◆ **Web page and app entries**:
* * * * * * *

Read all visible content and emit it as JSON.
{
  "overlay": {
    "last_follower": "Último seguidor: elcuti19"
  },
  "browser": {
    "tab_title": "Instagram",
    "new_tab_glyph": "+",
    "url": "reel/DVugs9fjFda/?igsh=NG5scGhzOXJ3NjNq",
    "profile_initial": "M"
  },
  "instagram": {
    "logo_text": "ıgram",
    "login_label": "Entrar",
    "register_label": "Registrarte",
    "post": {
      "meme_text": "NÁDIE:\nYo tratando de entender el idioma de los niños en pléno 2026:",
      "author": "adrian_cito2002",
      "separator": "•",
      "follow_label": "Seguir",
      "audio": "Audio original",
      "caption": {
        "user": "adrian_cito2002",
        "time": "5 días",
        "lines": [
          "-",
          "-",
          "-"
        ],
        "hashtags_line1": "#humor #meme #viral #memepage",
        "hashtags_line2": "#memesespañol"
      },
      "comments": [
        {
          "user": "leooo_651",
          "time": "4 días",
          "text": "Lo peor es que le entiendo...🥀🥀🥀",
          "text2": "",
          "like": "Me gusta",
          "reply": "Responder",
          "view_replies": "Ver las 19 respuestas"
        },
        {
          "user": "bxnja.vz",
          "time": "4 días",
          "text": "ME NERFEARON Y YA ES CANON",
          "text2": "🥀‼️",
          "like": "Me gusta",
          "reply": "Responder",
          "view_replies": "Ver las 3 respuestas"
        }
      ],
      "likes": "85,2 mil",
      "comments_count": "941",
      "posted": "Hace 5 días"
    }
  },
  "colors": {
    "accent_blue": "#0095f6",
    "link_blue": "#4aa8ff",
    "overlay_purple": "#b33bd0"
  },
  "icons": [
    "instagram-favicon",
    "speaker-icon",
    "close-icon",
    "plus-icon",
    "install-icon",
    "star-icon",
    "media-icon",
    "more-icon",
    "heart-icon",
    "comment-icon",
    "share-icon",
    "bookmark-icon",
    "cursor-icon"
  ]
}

* * * * * * *

◆ **Task instructions**: The job here is to find each line above with the word "días" and copy it.

◆ **Response area**:
        "time": "5 días",
          "time": "4 días",
          "time": "4 días",
      "posted": "Hace 5 días"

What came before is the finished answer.